WORK TO COMPLETE: In the entries below, count every line with the word "Prozent". Return only the count.

•••

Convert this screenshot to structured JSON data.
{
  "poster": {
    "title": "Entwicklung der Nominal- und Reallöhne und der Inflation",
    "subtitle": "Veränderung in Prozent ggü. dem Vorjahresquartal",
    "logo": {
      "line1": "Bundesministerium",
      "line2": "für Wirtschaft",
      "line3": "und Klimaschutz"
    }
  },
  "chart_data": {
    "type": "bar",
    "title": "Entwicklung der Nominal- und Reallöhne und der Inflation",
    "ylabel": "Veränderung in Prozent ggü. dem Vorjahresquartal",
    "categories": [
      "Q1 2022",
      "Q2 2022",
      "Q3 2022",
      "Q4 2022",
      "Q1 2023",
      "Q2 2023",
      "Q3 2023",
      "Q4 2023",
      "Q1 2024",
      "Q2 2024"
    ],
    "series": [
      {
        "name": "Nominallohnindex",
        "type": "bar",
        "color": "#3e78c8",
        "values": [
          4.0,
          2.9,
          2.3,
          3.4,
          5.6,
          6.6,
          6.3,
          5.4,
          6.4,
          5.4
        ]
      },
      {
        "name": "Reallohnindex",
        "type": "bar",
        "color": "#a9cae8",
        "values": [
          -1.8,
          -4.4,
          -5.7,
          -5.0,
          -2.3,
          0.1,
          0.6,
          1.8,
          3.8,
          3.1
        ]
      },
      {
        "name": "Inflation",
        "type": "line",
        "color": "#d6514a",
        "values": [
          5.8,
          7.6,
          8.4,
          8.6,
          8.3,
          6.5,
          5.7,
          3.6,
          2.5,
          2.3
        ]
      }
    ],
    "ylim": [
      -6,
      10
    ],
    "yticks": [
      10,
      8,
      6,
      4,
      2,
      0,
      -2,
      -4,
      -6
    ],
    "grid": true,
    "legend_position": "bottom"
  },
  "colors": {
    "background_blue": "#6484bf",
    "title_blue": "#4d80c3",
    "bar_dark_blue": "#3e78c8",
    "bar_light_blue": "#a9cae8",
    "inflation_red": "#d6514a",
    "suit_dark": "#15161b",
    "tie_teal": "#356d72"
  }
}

•••

REPLY TO THE TASK: 2